Dataset rows about figures
☆ ☆ ☆ ☆

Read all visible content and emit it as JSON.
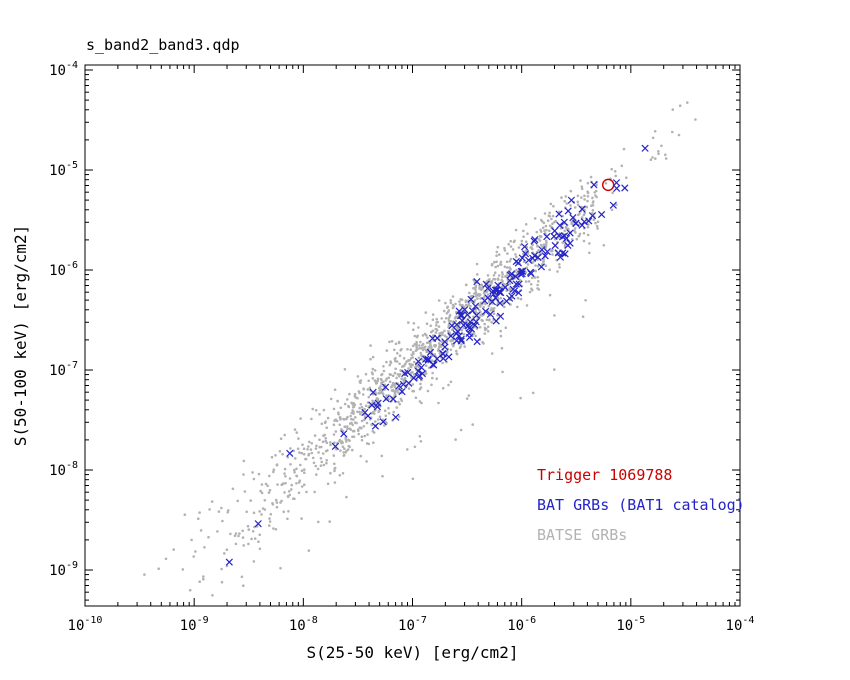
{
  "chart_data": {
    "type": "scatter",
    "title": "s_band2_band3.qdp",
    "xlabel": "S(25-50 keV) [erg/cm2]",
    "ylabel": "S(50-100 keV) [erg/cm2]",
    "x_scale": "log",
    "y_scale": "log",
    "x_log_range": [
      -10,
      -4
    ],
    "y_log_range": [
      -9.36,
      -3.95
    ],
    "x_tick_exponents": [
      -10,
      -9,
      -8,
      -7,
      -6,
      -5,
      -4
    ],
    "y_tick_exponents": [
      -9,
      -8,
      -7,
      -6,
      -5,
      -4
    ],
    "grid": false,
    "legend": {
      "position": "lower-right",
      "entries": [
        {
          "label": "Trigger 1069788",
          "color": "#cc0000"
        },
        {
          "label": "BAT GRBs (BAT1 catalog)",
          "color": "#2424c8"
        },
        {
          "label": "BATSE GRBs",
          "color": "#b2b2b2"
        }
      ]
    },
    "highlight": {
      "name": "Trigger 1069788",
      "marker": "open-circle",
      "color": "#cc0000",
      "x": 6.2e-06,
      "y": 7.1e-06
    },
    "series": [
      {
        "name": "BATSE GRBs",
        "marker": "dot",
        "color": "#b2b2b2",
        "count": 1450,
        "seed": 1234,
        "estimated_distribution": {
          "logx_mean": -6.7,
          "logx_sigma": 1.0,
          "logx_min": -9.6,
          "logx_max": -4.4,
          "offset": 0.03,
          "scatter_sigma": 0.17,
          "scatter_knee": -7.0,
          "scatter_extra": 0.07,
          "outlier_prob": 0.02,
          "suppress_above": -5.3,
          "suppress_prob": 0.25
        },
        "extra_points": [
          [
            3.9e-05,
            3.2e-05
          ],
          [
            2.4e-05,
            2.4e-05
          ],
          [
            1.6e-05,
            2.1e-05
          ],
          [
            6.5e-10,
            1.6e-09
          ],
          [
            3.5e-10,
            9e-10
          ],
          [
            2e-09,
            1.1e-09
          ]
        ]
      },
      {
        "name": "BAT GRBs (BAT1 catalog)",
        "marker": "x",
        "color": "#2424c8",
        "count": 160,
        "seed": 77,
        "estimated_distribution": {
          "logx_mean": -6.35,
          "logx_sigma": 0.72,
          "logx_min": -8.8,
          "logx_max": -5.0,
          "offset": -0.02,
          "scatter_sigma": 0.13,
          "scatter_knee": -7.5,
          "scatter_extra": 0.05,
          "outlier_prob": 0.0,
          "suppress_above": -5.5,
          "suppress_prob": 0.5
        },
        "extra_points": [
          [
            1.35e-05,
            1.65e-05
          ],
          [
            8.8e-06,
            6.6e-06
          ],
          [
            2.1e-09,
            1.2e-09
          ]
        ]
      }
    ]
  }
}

☆ ☆ ☆ ☆

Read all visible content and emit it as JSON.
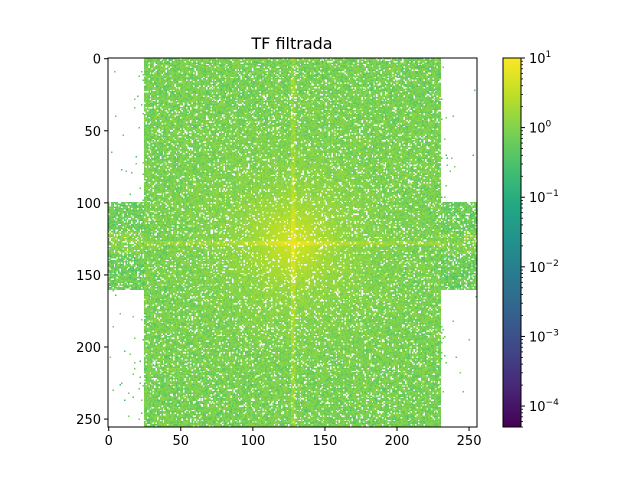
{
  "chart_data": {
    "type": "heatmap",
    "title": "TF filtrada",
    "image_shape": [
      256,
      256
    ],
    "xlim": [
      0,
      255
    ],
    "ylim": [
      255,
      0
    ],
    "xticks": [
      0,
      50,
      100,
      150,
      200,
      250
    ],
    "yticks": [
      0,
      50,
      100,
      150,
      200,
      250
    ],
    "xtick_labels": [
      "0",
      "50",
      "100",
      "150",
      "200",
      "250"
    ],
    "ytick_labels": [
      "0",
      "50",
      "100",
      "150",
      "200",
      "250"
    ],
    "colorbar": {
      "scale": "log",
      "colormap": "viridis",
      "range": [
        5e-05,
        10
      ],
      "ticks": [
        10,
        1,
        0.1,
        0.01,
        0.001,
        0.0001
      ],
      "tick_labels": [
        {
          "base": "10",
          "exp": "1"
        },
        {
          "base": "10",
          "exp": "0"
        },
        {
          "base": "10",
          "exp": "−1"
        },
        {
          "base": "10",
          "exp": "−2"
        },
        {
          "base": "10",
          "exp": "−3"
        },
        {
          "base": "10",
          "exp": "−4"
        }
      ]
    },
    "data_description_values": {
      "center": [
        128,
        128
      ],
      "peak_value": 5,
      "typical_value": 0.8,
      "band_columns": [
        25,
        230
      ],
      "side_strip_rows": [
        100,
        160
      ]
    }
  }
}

☆ ☆ ☆ ☆

▶ **PROBLEM DESCRIPTION**
Copy out every line in the listing where the word "name" appears.

▶ **SOLUTION TO THIS EXERCISE**
      "name": "Trigger 1069788",
        "name": "BATSE GRBs",
        "name": "BAT GRBs (BAT1 catalog)",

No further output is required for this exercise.